The exercise >>
From the records below, extract all the text exactly and leave the images behind.

___ Records to use ___

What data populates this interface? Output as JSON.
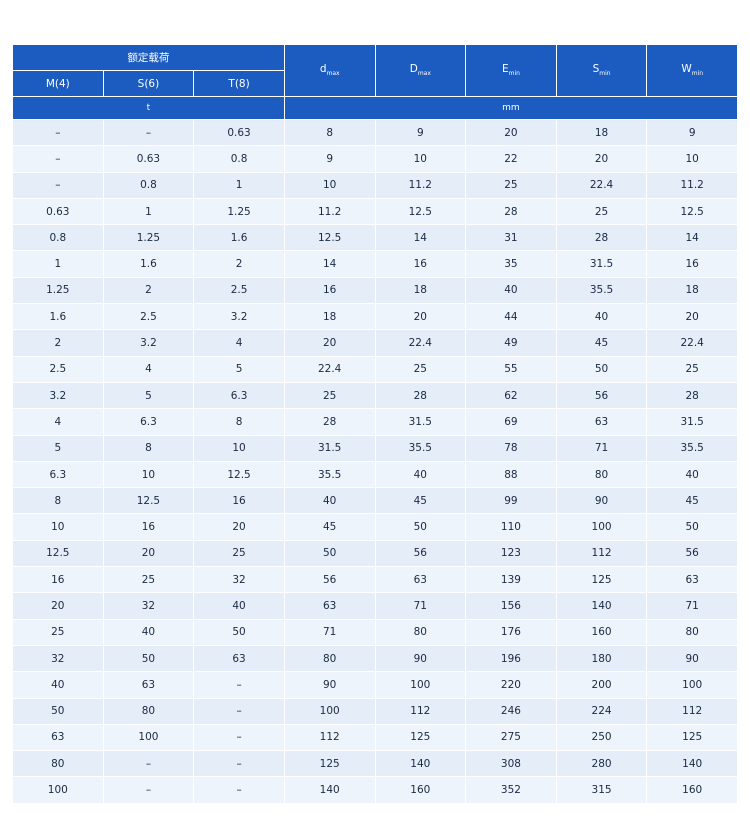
{
  "header": {
    "load_label": "额定载荷",
    "classes": [
      "M(4)",
      "S(6)",
      "T(8)"
    ],
    "dims": [
      {
        "main": "d",
        "sub": "max"
      },
      {
        "main": "D",
        "sub": "max"
      },
      {
        "main": "E",
        "sub": "min"
      },
      {
        "main": "S",
        "sub": "min"
      },
      {
        "main": "W",
        "sub": "min"
      }
    ],
    "units": [
      "t",
      "mm"
    ]
  },
  "table": {
    "rows": [
      [
        "–",
        "–",
        "0.63",
        "8",
        "9",
        "20",
        "18",
        "9"
      ],
      [
        "–",
        "0.63",
        "0.8",
        "9",
        "10",
        "22",
        "20",
        "10"
      ],
      [
        "–",
        "0.8",
        "1",
        "10",
        "11.2",
        "25",
        "22.4",
        "11.2"
      ],
      [
        "0.63",
        "1",
        "1.25",
        "11.2",
        "12.5",
        "28",
        "25",
        "12.5"
      ],
      [
        "0.8",
        "1.25",
        "1.6",
        "12.5",
        "14",
        "31",
        "28",
        "14"
      ],
      [
        "1",
        "1.6",
        "2",
        "14",
        "16",
        "35",
        "31.5",
        "16"
      ],
      [
        "1.25",
        "2",
        "2.5",
        "16",
        "18",
        "40",
        "35.5",
        "18"
      ],
      [
        "1.6",
        "2.5",
        "3.2",
        "18",
        "20",
        "44",
        "40",
        "20"
      ],
      [
        "2",
        "3.2",
        "4",
        "20",
        "22.4",
        "49",
        "45",
        "22.4"
      ],
      [
        "2.5",
        "4",
        "5",
        "22.4",
        "25",
        "55",
        "50",
        "25"
      ],
      [
        "3.2",
        "5",
        "6.3",
        "25",
        "28",
        "62",
        "56",
        "28"
      ],
      [
        "4",
        "6.3",
        "8",
        "28",
        "31.5",
        "69",
        "63",
        "31.5"
      ],
      [
        "5",
        "8",
        "10",
        "31.5",
        "35.5",
        "78",
        "71",
        "35.5"
      ],
      [
        "6.3",
        "10",
        "12.5",
        "35.5",
        "40",
        "88",
        "80",
        "40"
      ],
      [
        "8",
        "12.5",
        "16",
        "40",
        "45",
        "99",
        "90",
        "45"
      ],
      [
        "10",
        "16",
        "20",
        "45",
        "50",
        "110",
        "100",
        "50"
      ],
      [
        "12.5",
        "20",
        "25",
        "50",
        "56",
        "123",
        "112",
        "56"
      ],
      [
        "16",
        "25",
        "32",
        "56",
        "63",
        "139",
        "125",
        "63"
      ],
      [
        "20",
        "32",
        "40",
        "63",
        "71",
        "156",
        "140",
        "71"
      ],
      [
        "25",
        "40",
        "50",
        "71",
        "80",
        "176",
        "160",
        "80"
      ],
      [
        "32",
        "50",
        "63",
        "80",
        "90",
        "196",
        "180",
        "90"
      ],
      [
        "40",
        "63",
        "–",
        "90",
        "100",
        "220",
        "200",
        "100"
      ],
      [
        "50",
        "80",
        "–",
        "100",
        "112",
        "246",
        "224",
        "112"
      ],
      [
        "63",
        "100",
        "–",
        "112",
        "125",
        "275",
        "250",
        "125"
      ],
      [
        "80",
        "–",
        "–",
        "125",
        "140",
        "308",
        "280",
        "140"
      ],
      [
        "100",
        "–",
        "–",
        "140",
        "160",
        "352",
        "315",
        "160"
      ]
    ]
  }
}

___

Written response >>
What data populates this interface? Output as JSON.
{
  "header": {
    "load_label": "额定载荷",
    "classes": [
      "M(4)",
      "S(6)",
      "T(8)"
    ],
    "dims": [
      {
        "main": "d",
        "sub": "max"
      },
      {
        "main": "D",
        "sub": "max"
      },
      {
        "main": "E",
        "sub": "min"
      },
      {
        "main": "S",
        "sub": "min"
      },
      {
        "main": "W",
        "sub": "min"
      }
    ],
    "units": [
      "t",
      "mm"
    ]
  },
  "table": {
    "rows": [
      [
        "–",
        "–",
        "0.63",
        "8",
        "9",
        "20",
        "18",
        "9"
      ],
      [
        "–",
        "0.63",
        "0.8",
        "9",
        "10",
        "22",
        "20",
        "10"
      ],
      [
        "–",
        "0.8",
        "1",
        "10",
        "11.2",
        "25",
        "22.4",
        "11.2"
      ],
      [
        "0.63",
        "1",
        "1.25",
        "11.2",
        "12.5",
        "28",
        "25",
        "12.5"
      ],
      [
        "0.8",
        "1.25",
        "1.6",
        "12.5",
        "14",
        "31",
        "28",
        "14"
      ],
      [
        "1",
        "1.6",
        "2",
        "14",
        "16",
        "35",
        "31.5",
        "16"
      ],
      [
        "1.25",
        "2",
        "2.5",
        "16",
        "18",
        "40",
        "35.5",
        "18"
      ],
      [
        "1.6",
        "2.5",
        "3.2",
        "18",
        "20",
        "44",
        "40",
        "20"
      ],
      [
        "2",
        "3.2",
        "4",
        "20",
        "22.4",
        "49",
        "45",
        "22.4"
      ],
      [
        "2.5",
        "4",
        "5",
        "22.4",
        "25",
        "55",
        "50",
        "25"
      ],
      [
        "3.2",
        "5",
        "6.3",
        "25",
        "28",
        "62",
        "56",
        "28"
      ],
      [
        "4",
        "6.3",
        "8",
        "28",
        "31.5",
        "69",
        "63",
        "31.5"
      ],
      [
        "5",
        "8",
        "10",
        "31.5",
        "35.5",
        "78",
        "71",
        "35.5"
      ],
      [
        "6.3",
        "10",
        "12.5",
        "35.5",
        "40",
        "88",
        "80",
        "40"
      ],
      [
        "8",
        "12.5",
        "16",
        "40",
        "45",
        "99",
        "90",
        "45"
      ],
      [
        "10",
        "16",
        "20",
        "45",
        "50",
        "110",
        "100",
        "50"
      ],
      [
        "12.5",
        "20",
        "25",
        "50",
        "56",
        "123",
        "112",
        "56"
      ],
      [
        "16",
        "25",
        "32",
        "56",
        "63",
        "139",
        "125",
        "63"
      ],
      [
        "20",
        "32",
        "40",
        "63",
        "71",
        "156",
        "140",
        "71"
      ],
      [
        "25",
        "40",
        "50",
        "71",
        "80",
        "176",
        "160",
        "80"
      ],
      [
        "32",
        "50",
        "63",
        "80",
        "90",
        "196",
        "180",
        "90"
      ],
      [
        "40",
        "63",
        "–",
        "90",
        "100",
        "220",
        "200",
        "100"
      ],
      [
        "50",
        "80",
        "–",
        "100",
        "112",
        "246",
        "224",
        "112"
      ],
      [
        "63",
        "100",
        "–",
        "112",
        "125",
        "275",
        "250",
        "125"
      ],
      [
        "80",
        "–",
        "–",
        "125",
        "140",
        "308",
        "280",
        "140"
      ],
      [
        "100",
        "–",
        "–",
        "140",
        "160",
        "352",
        "315",
        "160"
      ]
    ]
  }
}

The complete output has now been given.